Listed entries:
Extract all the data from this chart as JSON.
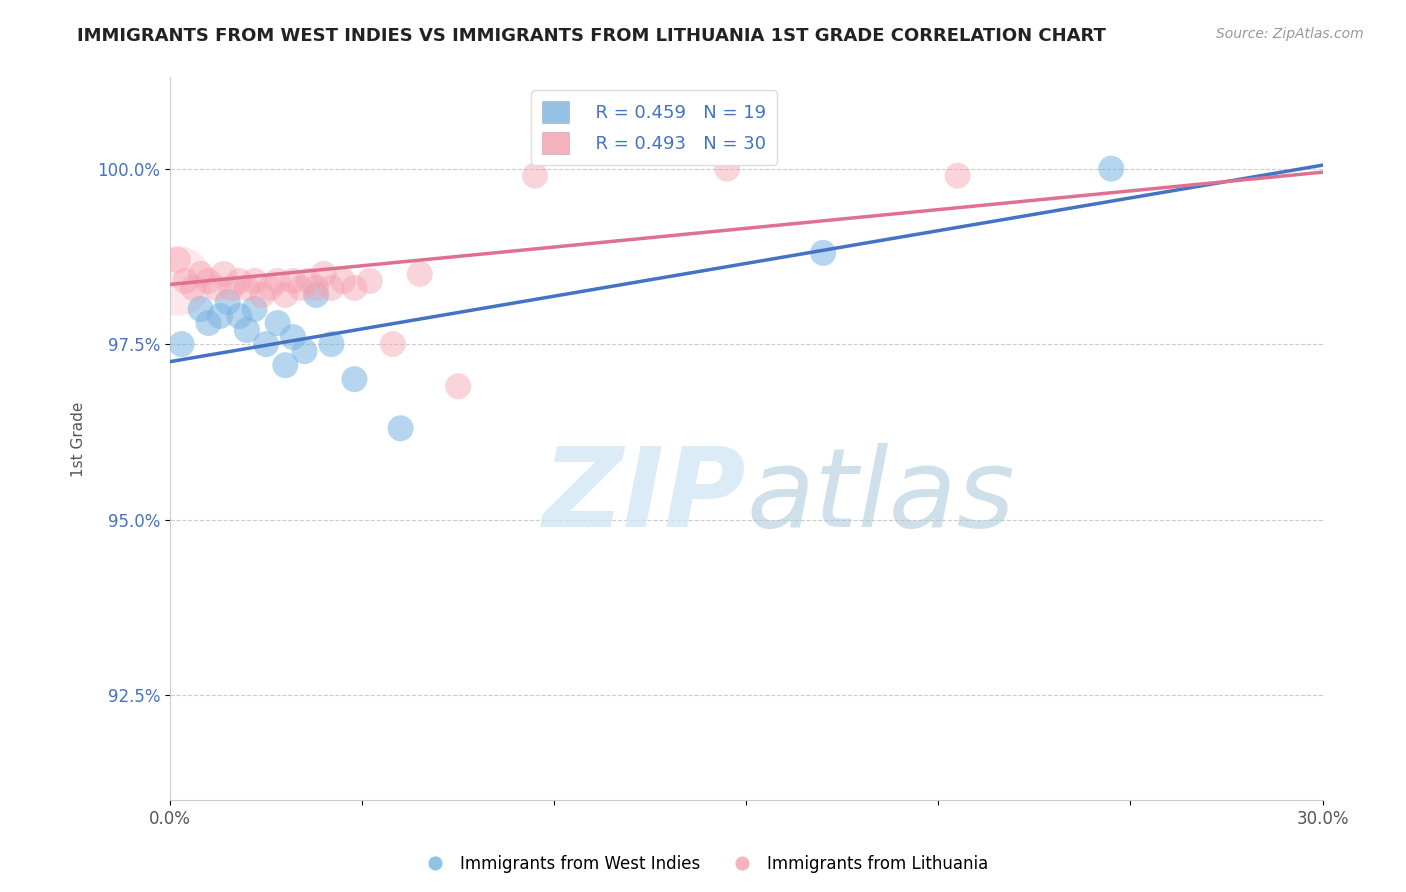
{
  "title": "IMMIGRANTS FROM WEST INDIES VS IMMIGRANTS FROM LITHUANIA 1ST GRADE CORRELATION CHART",
  "source": "Source: ZipAtlas.com",
  "ylabel": "1st Grade",
  "xlim": [
    0.0,
    0.3
  ],
  "ylim": [
    0.91,
    1.013
  ],
  "xticks": [
    0.0,
    0.05,
    0.1,
    0.15,
    0.2,
    0.25,
    0.3
  ],
  "xticklabels": [
    "0.0%",
    "",
    "",
    "",
    "",
    "",
    "30.0%"
  ],
  "yticks": [
    0.925,
    0.95,
    0.975,
    1.0
  ],
  "yticklabels": [
    "92.5%",
    "95.0%",
    "97.5%",
    "100.0%"
  ],
  "blue_color": "#7ab3e0",
  "pink_color": "#f4a0b0",
  "blue_line_color": "#4472c4",
  "pink_line_color": "#e07090",
  "legend_R_blue": "R = 0.459",
  "legend_N_blue": "N = 19",
  "legend_R_pink": "R = 0.493",
  "legend_N_pink": "N = 30",
  "blue_points_x": [
    0.003,
    0.008,
    0.01,
    0.013,
    0.015,
    0.018,
    0.02,
    0.022,
    0.025,
    0.028,
    0.03,
    0.032,
    0.035,
    0.038,
    0.042,
    0.048,
    0.06,
    0.17,
    0.245
  ],
  "blue_points_y": [
    0.975,
    0.98,
    0.978,
    0.979,
    0.981,
    0.979,
    0.977,
    0.98,
    0.975,
    0.978,
    0.972,
    0.976,
    0.974,
    0.982,
    0.975,
    0.97,
    0.963,
    0.988,
    1.0
  ],
  "pink_points_x": [
    0.002,
    0.004,
    0.006,
    0.008,
    0.01,
    0.012,
    0.014,
    0.016,
    0.018,
    0.02,
    0.022,
    0.024,
    0.026,
    0.028,
    0.03,
    0.032,
    0.034,
    0.036,
    0.038,
    0.04,
    0.042,
    0.045,
    0.048,
    0.052,
    0.058,
    0.065,
    0.075,
    0.095,
    0.145,
    0.205
  ],
  "pink_points_y": [
    0.987,
    0.984,
    0.983,
    0.985,
    0.984,
    0.983,
    0.985,
    0.983,
    0.984,
    0.983,
    0.984,
    0.982,
    0.983,
    0.984,
    0.982,
    0.984,
    0.983,
    0.984,
    0.983,
    0.985,
    0.983,
    0.984,
    0.983,
    0.984,
    0.975,
    0.985,
    0.969,
    0.999,
    1.0,
    0.999
  ],
  "blue_trend_x": [
    0.0,
    0.3
  ],
  "blue_trend_y": [
    0.9725,
    1.0005
  ],
  "pink_trend_x": [
    0.0,
    0.3
  ],
  "pink_trend_y": [
    0.9835,
    0.9995
  ]
}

The task: Word for word, quote the lines above. Omit the pictures.

In response:
Extract all the data from this chart as JSON.
{
  "title": "IMMIGRANTS FROM WEST INDIES VS IMMIGRANTS FROM LITHUANIA 1ST GRADE CORRELATION CHART",
  "source": "Source: ZipAtlas.com",
  "ylabel": "1st Grade",
  "xlim": [
    0.0,
    0.3
  ],
  "ylim": [
    0.91,
    1.013
  ],
  "xticks": [
    0.0,
    0.05,
    0.1,
    0.15,
    0.2,
    0.25,
    0.3
  ],
  "xticklabels": [
    "0.0%",
    "",
    "",
    "",
    "",
    "",
    "30.0%"
  ],
  "yticks": [
    0.925,
    0.95,
    0.975,
    1.0
  ],
  "yticklabels": [
    "92.5%",
    "95.0%",
    "97.5%",
    "100.0%"
  ],
  "blue_color": "#7ab3e0",
  "pink_color": "#f4a0b0",
  "blue_line_color": "#4472c4",
  "pink_line_color": "#e07090",
  "legend_R_blue": "R = 0.459",
  "legend_N_blue": "N = 19",
  "legend_R_pink": "R = 0.493",
  "legend_N_pink": "N = 30",
  "blue_points_x": [
    0.003,
    0.008,
    0.01,
    0.013,
    0.015,
    0.018,
    0.02,
    0.022,
    0.025,
    0.028,
    0.03,
    0.032,
    0.035,
    0.038,
    0.042,
    0.048,
    0.06,
    0.17,
    0.245
  ],
  "blue_points_y": [
    0.975,
    0.98,
    0.978,
    0.979,
    0.981,
    0.979,
    0.977,
    0.98,
    0.975,
    0.978,
    0.972,
    0.976,
    0.974,
    0.982,
    0.975,
    0.97,
    0.963,
    0.988,
    1.0
  ],
  "pink_points_x": [
    0.002,
    0.004,
    0.006,
    0.008,
    0.01,
    0.012,
    0.014,
    0.016,
    0.018,
    0.02,
    0.022,
    0.024,
    0.026,
    0.028,
    0.03,
    0.032,
    0.034,
    0.036,
    0.038,
    0.04,
    0.042,
    0.045,
    0.048,
    0.052,
    0.058,
    0.065,
    0.075,
    0.095,
    0.145,
    0.205
  ],
  "pink_points_y": [
    0.987,
    0.984,
    0.983,
    0.985,
    0.984,
    0.983,
    0.985,
    0.983,
    0.984,
    0.983,
    0.984,
    0.982,
    0.983,
    0.984,
    0.982,
    0.984,
    0.983,
    0.984,
    0.983,
    0.985,
    0.983,
    0.984,
    0.983,
    0.984,
    0.975,
    0.985,
    0.969,
    0.999,
    1.0,
    0.999
  ],
  "blue_trend_x": [
    0.0,
    0.3
  ],
  "blue_trend_y": [
    0.9725,
    1.0005
  ],
  "pink_trend_x": [
    0.0,
    0.3
  ],
  "pink_trend_y": [
    0.9835,
    0.9995
  ]
}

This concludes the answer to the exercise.